Written task:
Locate the lines of the listing below that hold "Africa", then copy each of them.
___
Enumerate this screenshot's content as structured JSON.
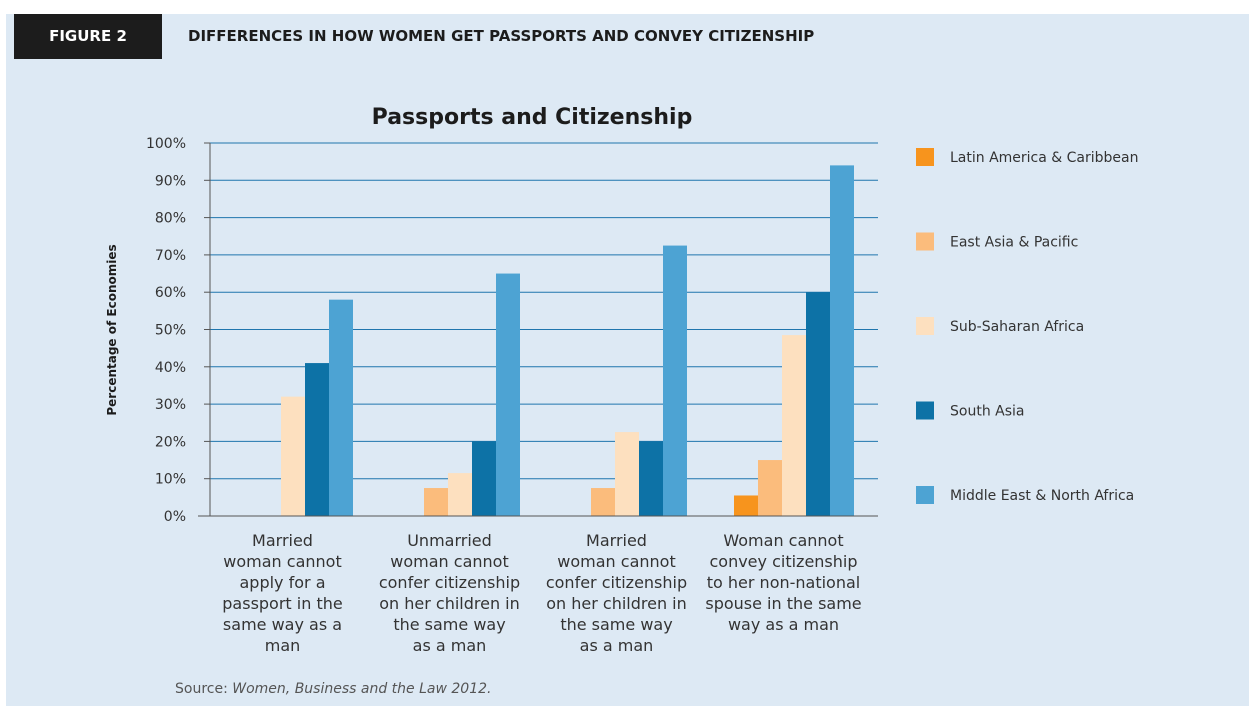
{
  "figure": {
    "label": "FIGURE 2",
    "title": "DIFFERENCES IN HOW WOMEN GET PASSPORTS AND CONVEY CITIZENSHIP"
  },
  "source": {
    "prefix": "Source: ",
    "title": "Women, Business and the Law 2012."
  },
  "colors": {
    "header_bg": "#1c1c1c",
    "panel_bg": "#dde9f4",
    "gridline": "#1f75ad"
  },
  "chart_data": {
    "type": "bar",
    "title": "Passports and Citizenship",
    "ylabel": "Percentage of Economies",
    "xlabel": "",
    "ylim": [
      0,
      100
    ],
    "yticks": [
      0,
      10,
      20,
      30,
      40,
      50,
      60,
      70,
      80,
      90,
      100
    ],
    "ytick_suffix": "%",
    "grid": true,
    "legend_position": "right",
    "categories": [
      [
        "Married",
        "woman cannot",
        "apply for a",
        "passport in the",
        "same way as a",
        "man"
      ],
      [
        "Unmarried",
        "woman cannot",
        "confer citizenship",
        "on her children in",
        "the same way",
        "as a man"
      ],
      [
        "Married",
        "woman cannot",
        "confer citizenship",
        "on her children in",
        "the same way",
        "as a man"
      ],
      [
        "Woman cannot",
        "convey citizenship",
        "to her non-national",
        "spouse in the same",
        "way as a man"
      ]
    ],
    "series": [
      {
        "name": "Latin America & Caribbean",
        "color": "#f7941d",
        "values": [
          0,
          0,
          0,
          5.5
        ]
      },
      {
        "name": "East Asia & Pacific",
        "color": "#fbbc7c",
        "values": [
          0,
          7.5,
          7.5,
          15
        ]
      },
      {
        "name": "Sub-Saharan Africa",
        "color": "#fde0bf",
        "values": [
          32,
          11.5,
          22.5,
          48.5
        ]
      },
      {
        "name": "South Asia",
        "color": "#0d72a6",
        "values": [
          41,
          20,
          20,
          60
        ]
      },
      {
        "name": "Middle East & North Africa",
        "color": "#4da3d3",
        "values": [
          58,
          65,
          72.5,
          94
        ]
      }
    ]
  }
}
___
Answer for the task:
        "name": "Sub-Saharan Africa",
        "name": "Middle East & North Africa",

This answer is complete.